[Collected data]
· · ·

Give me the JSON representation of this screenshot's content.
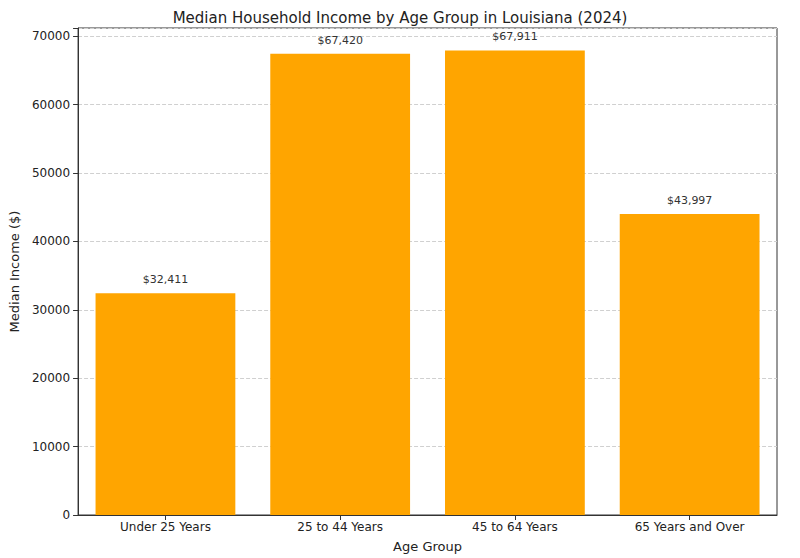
{
  "chart_data": {
    "type": "bar",
    "title": "Median Household Income by Age Group in Louisiana (2024)",
    "x_label": "Age Group",
    "y_label": "Median Income ($)",
    "categories": [
      "Under 25 Years",
      "25 to 44 Years",
      "45 to 64 Years",
      "65 Years and Over"
    ],
    "values": [
      32411,
      67420,
      67911,
      43997
    ],
    "value_labels": [
      "$32,411",
      "$67,420",
      "$67,911",
      "$43,997"
    ],
    "data_labels": true,
    "color": "#ffa500",
    "ylim": [
      0,
      71200
    ],
    "yticks": [
      0,
      10000,
      20000,
      30000,
      40000,
      50000,
      60000,
      70000
    ],
    "grid": true
  }
}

· · ·

Strip out the images, then output the records above word for word.

Give me the JSON representation of this screenshot's content.
{
  "chart_data": {
    "type": "bar",
    "title": "Median Household Income by Age Group in Louisiana (2024)",
    "x_label": "Age Group",
    "y_label": "Median Income ($)",
    "categories": [
      "Under 25 Years",
      "25 to 44 Years",
      "45 to 64 Years",
      "65 Years and Over"
    ],
    "values": [
      32411,
      67420,
      67911,
      43997
    ],
    "value_labels": [
      "$32,411",
      "$67,420",
      "$67,911",
      "$43,997"
    ],
    "data_labels": true,
    "color": "#ffa500",
    "ylim": [
      0,
      71200
    ],
    "yticks": [
      0,
      10000,
      20000,
      30000,
      40000,
      50000,
      60000,
      70000
    ],
    "grid": true
  }
}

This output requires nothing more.